*** Extracted entries Section Begins ***

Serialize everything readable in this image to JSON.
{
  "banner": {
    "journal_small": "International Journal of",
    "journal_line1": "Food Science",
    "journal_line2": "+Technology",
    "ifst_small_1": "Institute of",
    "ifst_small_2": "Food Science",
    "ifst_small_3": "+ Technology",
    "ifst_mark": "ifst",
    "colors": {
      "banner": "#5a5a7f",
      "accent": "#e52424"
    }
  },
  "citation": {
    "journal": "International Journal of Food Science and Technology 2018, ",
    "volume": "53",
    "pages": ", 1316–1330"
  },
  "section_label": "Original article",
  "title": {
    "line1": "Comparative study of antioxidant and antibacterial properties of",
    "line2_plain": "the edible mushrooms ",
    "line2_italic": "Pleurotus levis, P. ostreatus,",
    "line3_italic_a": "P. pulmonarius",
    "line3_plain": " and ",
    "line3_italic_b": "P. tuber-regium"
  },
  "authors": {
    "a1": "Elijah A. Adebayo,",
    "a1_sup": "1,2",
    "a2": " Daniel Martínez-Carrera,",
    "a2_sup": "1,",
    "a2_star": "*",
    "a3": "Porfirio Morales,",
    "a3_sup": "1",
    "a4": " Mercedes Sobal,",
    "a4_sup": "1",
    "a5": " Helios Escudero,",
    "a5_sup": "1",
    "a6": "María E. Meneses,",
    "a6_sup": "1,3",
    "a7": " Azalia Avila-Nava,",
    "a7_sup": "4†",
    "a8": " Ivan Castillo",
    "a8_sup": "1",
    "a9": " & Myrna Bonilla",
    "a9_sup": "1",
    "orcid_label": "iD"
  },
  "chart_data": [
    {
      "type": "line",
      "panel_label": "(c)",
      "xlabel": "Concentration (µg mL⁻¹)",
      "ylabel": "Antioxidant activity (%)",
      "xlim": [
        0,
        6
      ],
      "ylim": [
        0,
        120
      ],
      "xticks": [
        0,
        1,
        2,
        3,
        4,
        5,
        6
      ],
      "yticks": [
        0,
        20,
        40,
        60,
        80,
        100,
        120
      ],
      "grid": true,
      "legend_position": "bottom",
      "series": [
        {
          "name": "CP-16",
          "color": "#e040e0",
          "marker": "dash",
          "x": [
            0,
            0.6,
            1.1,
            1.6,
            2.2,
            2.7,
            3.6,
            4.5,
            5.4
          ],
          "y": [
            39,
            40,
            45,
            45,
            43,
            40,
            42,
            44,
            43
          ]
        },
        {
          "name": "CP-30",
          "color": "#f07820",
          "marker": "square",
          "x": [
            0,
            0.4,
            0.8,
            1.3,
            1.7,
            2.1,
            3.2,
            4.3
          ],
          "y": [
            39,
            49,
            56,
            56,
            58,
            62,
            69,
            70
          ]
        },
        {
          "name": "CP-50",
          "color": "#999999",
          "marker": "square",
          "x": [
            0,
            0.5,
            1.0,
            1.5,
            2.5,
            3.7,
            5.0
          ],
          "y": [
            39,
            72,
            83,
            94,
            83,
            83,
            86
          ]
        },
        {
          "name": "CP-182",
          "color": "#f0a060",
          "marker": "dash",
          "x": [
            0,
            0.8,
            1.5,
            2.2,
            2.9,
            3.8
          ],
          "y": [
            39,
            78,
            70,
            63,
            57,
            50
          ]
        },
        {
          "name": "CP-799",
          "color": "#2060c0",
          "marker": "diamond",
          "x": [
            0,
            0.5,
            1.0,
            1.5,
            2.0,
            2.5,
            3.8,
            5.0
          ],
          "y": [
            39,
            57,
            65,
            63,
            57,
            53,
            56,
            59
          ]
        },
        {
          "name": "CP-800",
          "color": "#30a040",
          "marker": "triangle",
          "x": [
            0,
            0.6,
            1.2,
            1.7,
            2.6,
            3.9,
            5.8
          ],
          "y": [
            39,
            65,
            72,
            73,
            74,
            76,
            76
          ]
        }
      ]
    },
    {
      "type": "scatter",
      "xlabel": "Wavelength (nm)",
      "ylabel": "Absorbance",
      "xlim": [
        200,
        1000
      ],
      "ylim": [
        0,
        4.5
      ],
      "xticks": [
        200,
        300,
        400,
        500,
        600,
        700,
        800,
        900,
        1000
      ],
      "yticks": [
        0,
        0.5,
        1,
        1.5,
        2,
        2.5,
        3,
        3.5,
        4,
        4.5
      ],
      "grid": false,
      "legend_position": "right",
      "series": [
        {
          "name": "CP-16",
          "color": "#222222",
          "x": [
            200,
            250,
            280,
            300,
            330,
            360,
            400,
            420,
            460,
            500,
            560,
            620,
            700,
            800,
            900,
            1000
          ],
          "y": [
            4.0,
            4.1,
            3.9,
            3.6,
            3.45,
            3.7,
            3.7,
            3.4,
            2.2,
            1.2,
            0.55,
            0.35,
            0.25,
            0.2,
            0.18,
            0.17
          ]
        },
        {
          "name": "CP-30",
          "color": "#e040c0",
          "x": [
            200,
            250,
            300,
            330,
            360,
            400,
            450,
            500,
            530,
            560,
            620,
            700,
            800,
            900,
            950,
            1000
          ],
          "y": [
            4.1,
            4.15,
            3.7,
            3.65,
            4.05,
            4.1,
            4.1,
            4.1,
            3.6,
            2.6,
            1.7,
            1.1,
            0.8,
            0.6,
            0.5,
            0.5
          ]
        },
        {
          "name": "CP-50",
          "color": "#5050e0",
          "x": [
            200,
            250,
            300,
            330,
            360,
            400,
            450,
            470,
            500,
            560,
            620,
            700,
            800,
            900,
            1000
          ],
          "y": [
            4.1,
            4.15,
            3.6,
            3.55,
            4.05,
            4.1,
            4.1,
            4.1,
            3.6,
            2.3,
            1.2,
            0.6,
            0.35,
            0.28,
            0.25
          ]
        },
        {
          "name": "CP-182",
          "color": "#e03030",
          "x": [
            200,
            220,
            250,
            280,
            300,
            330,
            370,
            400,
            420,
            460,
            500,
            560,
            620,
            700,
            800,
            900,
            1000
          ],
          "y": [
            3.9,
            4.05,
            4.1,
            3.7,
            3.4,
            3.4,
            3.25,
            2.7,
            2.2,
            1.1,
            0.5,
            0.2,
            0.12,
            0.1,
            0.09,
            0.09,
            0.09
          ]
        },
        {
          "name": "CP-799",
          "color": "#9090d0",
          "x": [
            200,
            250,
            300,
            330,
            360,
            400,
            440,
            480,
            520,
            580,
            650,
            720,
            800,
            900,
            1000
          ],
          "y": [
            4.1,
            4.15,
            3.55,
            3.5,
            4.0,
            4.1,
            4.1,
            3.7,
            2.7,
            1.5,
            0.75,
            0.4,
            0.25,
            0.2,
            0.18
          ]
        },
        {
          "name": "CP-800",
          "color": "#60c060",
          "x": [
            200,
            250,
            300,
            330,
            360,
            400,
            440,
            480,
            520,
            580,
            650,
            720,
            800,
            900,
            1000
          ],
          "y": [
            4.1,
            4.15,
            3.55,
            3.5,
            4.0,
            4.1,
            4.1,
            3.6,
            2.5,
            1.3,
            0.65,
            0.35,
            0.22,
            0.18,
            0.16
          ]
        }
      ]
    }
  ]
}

*** Extracted entries Section Ends ***

● **Problem description**: Look through the entries. Copy out each line with "xlabel" in it.

● **Reply**:
      "xlabel": "Concentration (µg mL⁻¹)",
      "xlabel": "Wavelength (nm)",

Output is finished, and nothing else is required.